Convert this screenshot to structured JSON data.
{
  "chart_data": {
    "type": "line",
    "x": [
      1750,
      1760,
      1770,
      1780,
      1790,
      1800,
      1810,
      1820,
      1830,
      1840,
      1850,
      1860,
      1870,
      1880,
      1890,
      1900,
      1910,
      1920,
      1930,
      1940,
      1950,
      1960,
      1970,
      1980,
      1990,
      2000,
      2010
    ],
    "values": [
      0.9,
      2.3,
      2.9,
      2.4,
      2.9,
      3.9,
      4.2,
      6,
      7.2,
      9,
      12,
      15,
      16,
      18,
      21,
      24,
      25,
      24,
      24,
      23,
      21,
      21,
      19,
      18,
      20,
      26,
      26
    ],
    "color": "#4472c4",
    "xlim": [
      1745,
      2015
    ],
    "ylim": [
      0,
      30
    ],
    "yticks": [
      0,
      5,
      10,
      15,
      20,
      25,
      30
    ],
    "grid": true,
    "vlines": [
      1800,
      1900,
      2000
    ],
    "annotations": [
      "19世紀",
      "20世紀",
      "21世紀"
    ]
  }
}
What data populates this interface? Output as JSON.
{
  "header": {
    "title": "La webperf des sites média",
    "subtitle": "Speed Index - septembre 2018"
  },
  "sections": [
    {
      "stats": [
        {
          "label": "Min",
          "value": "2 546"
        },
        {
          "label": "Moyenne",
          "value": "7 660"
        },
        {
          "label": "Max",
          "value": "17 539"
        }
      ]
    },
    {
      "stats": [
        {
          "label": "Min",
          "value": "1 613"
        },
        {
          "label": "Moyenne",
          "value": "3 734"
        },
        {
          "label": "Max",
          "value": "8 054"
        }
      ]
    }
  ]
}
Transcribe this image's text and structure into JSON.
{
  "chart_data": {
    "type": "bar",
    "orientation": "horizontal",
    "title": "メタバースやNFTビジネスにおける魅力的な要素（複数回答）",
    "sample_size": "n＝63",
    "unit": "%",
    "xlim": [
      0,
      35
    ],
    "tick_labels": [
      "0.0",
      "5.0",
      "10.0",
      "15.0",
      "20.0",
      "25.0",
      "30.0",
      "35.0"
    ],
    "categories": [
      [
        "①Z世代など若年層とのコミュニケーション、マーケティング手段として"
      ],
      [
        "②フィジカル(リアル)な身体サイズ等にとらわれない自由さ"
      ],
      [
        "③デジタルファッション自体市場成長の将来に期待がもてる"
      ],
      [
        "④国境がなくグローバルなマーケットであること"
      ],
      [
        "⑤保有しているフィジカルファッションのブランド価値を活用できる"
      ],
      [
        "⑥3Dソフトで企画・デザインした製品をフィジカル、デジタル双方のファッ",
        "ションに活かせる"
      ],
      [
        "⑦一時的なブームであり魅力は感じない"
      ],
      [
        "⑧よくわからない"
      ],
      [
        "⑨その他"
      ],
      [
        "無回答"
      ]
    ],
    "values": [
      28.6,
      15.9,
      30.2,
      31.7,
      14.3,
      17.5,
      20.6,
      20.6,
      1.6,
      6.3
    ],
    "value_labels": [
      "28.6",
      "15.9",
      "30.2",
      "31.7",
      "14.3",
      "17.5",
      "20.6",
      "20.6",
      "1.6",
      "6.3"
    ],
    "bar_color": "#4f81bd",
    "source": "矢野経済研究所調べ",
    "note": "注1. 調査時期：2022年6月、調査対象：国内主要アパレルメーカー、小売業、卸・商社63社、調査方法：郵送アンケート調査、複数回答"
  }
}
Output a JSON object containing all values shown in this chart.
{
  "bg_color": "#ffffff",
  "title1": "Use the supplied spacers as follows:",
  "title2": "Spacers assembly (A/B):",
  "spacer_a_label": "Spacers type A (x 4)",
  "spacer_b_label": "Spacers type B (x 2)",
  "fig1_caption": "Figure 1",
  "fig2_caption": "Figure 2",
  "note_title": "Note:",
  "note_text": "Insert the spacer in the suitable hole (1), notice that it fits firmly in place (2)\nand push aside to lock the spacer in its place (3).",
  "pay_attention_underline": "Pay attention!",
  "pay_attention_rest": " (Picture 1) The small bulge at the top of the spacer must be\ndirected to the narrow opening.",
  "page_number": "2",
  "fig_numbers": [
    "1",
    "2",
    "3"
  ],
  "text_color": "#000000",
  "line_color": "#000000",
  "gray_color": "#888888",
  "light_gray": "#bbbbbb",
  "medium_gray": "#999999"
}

§ What this task involves
Find each line in the records holding the string "複数回答" and show it.

§ Output for this task
    "title": "メタバースやNFTビジネスにおける魅力的な要素（複数回答）",
    "note": "注1. 調査時期：2022年6月、調査対象：国内主要アパレルメーカー、小売業、卸・商社63社、調査方法：郵送アンケート調査、複数回答"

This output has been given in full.